— START RAW DATA —

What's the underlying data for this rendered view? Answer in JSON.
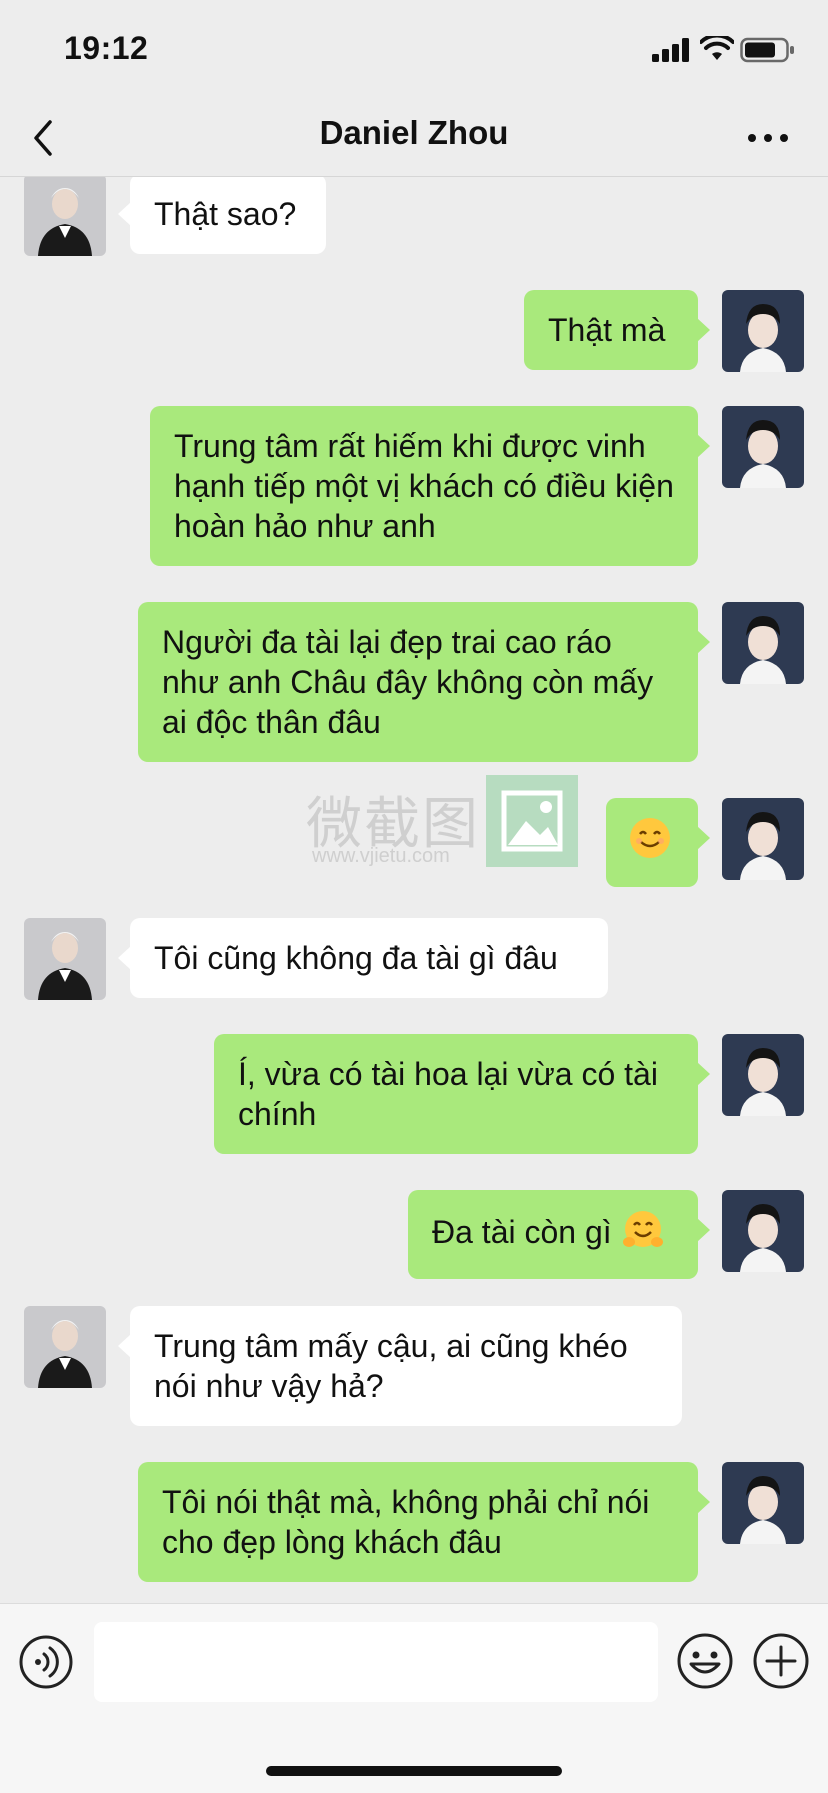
{
  "status": {
    "time": "19:12"
  },
  "header": {
    "title": "Daniel Zhou"
  },
  "messages": [
    {
      "side": "in",
      "text": "Thật sao?"
    },
    {
      "side": "out",
      "text": "Thật mà"
    },
    {
      "side": "out",
      "text": "Trung tâm rất hiếm khi được vinh hạnh tiếp một vị khách có điều kiện hoàn hảo như anh"
    },
    {
      "side": "out",
      "text": "Người đa tài lại đẹp trai cao ráo như anh Châu đây không còn mấy ai độc thân đâu"
    },
    {
      "side": "out",
      "text": "",
      "emoji": "smiling-face-emoji"
    },
    {
      "side": "in",
      "text": "Tôi cũng không đa tài gì đâu"
    },
    {
      "side": "out",
      "text": "Í, vừa có tài hoa lại vừa có tài chính"
    },
    {
      "side": "out",
      "text": "Đa tài còn gì ",
      "emoji": "hugging-face-emoji"
    },
    {
      "side": "in",
      "text": "Trung tâm mấy cậu, ai cũng khéo nói như vậy hả?"
    },
    {
      "side": "out",
      "text": "Tôi nói thật mà, không phải chỉ nói cho đẹp lòng khách đâu"
    }
  ],
  "watermark": {
    "text": "微截图",
    "url": "www.vjietu.com"
  },
  "input": {
    "value": "",
    "placeholder": ""
  },
  "colors": {
    "out_bubble": "#a9e97c",
    "in_bubble": "#ffffff",
    "background": "#ededed"
  },
  "icons": [
    "back-chevron-icon",
    "more-dots-icon",
    "voice-icon",
    "emoji-face-icon",
    "plus-icon",
    "signal-icon",
    "wifi-icon",
    "battery-icon"
  ]
}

— END RAW DATA —

> **PROBLEM STATEMENT**
Return only the number of lines in the data that contain "cũng".

> **IN RESPONSE**
2